## Goal:
Produce an exact transcription of the listing below, omitting the pictures.

◆ ◆ ◆ ◆ ◆ ◆ ◆

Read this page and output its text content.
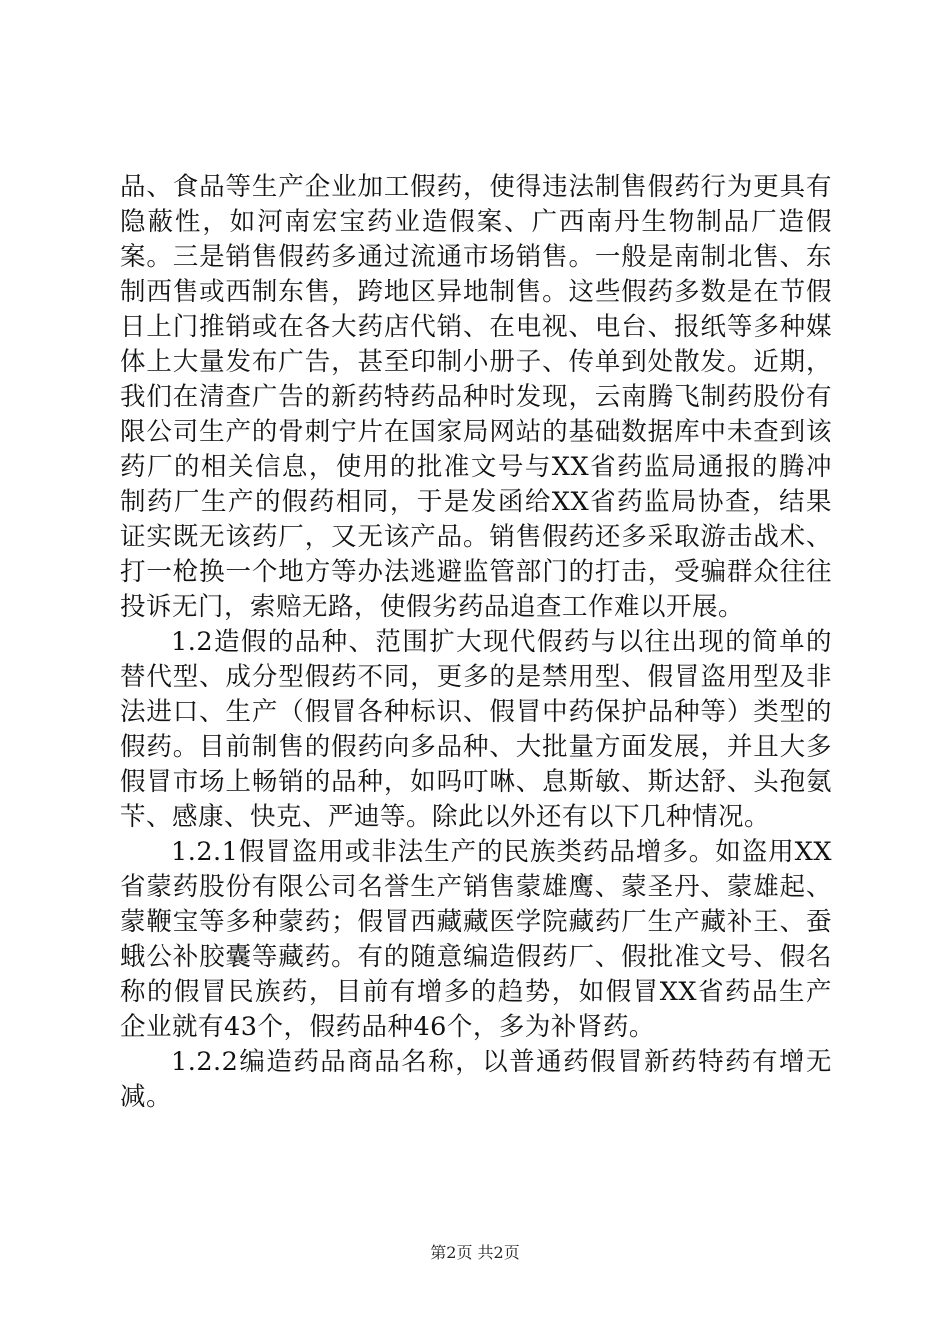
品、食品等生产企业加工假药，使得违法制售假药行为更具有隐蔽性，如河南宏宝药业造假案、广西南丹生物制品厂造假案。三是销售假药多通过流通市场销售。一般是南制北售、东制西售或西制东售，跨地区异地制售。这些假药多数是在节假日上门推销或在各大药店代销、在电视、电台、报纸等多种媒体上大量发布广告，甚至印制小册子、传单到处散发。近期，我们在清查广告的新药特药品种时发现，云南腾飞制药股份有限公司生产的骨刺宁片在国家局网站的基础数据库中未查到该药厂的相关信息，使用的批准文号与XX省药监局通报的腾冲制药厂生产的假药相同，于是发函给XX省药监局协查，结果证实既无该药厂，又无该产品。销售假药还多采取游击战术、打一枪换一个地方等办法逃避监管部门的打击，受骗群众往往投诉无门，索赔无路，使假劣药品追查工作难以开展。

1.2造假的品种、范围扩大现代假药与以往出现的简单的替代型、成分型假药不同，更多的是禁用型、假冒盗用型及非法进口、生产（假冒各种标识、假冒中药保护品种等）类型的假药。目前制售的假药向多品种、大批量方面发展，并且大多假冒市场上畅销的品种，如吗叮啉、息斯敏、斯达舒、头孢氨苄、感康、快克、严迪等。除此以外还有以下几种情况。

1.2.1假冒盗用或非法生产的民族类药品增多。如盗用XX省蒙药股份有限公司名誉生产销售蒙雄鹰、蒙圣丹、蒙雄起、蒙鞭宝等多种蒙药；假冒西藏藏医学院藏药厂生产藏补王、蚕蛾公补胶囊等藏药。有的随意编造假药厂、假批准文号、假名称的假冒民族药，目前有增多的趋势，如假冒XX省药品生产企业就有43个，假药品种46个，多为补肾药。

1.2.2编造药品商品名称，以普通药假冒新药特药有增无减。

第2页 共2页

◆ ◆ ◆ ◆ ◆ ◆ ◆

## Final result:
Read this page and output its text content.
品、食品等生产企业加工假药，使得违法制售假药行为更具有隐蔽性，如河南宏宝药业造假案、广西南丹生物制品厂造假案。三是销售假药多通过流通市场销售。一般是南制北售、东制西售或西制东售，跨地区异地制售。这些假药多数是在节假日上门推销或在各大药店代销、在电视、电台、报纸等多种媒体上大量发布广告，甚至印制小册子、传单到处散发。近期，我们在清查广告的新药特药品种时发现，云南腾飞制药股份有限公司生产的骨刺宁片在国家局网站的基础数据库中未查到该药厂的相关信息，使用的批准文号与XX省药监局通报的腾冲制药厂生产的假药相同，于是发函给XX省药监局协查，结果证实既无该药厂，又无该产品。销售假药还多采取游击战术、打一枪换一个地方等办法逃避监管部门的打击，受骗群众往往投诉无门，索赔无路，使假劣药品追查工作难以开展。

1.2造假的品种、范围扩大现代假药与以往出现的简单的替代型、成分型假药不同，更多的是禁用型、假冒盗用型及非法进口、生产（假冒各种标识、假冒中药保护品种等）类型的假药。目前制售的假药向多品种、大批量方面发展，并且大多假冒市场上畅销的品种，如吗叮啉、息斯敏、斯达舒、头孢氨苄、感康、快克、严迪等。除此以外还有以下几种情况。

1.2.1假冒盗用或非法生产的民族类药品增多。如盗用XX省蒙药股份有限公司名誉生产销售蒙雄鹰、蒙圣丹、蒙雄起、蒙鞭宝等多种蒙药；假冒西藏藏医学院藏药厂生产藏补王、蚕蛾公补胶囊等藏药。有的随意编造假药厂、假批准文号、假名称的假冒民族药，目前有增多的趋势，如假冒XX省药品生产企业就有43个，假药品种46个，多为补肾药。

1.2.2编造药品商品名称，以普通药假冒新药特药有增无减。

第2页 共2页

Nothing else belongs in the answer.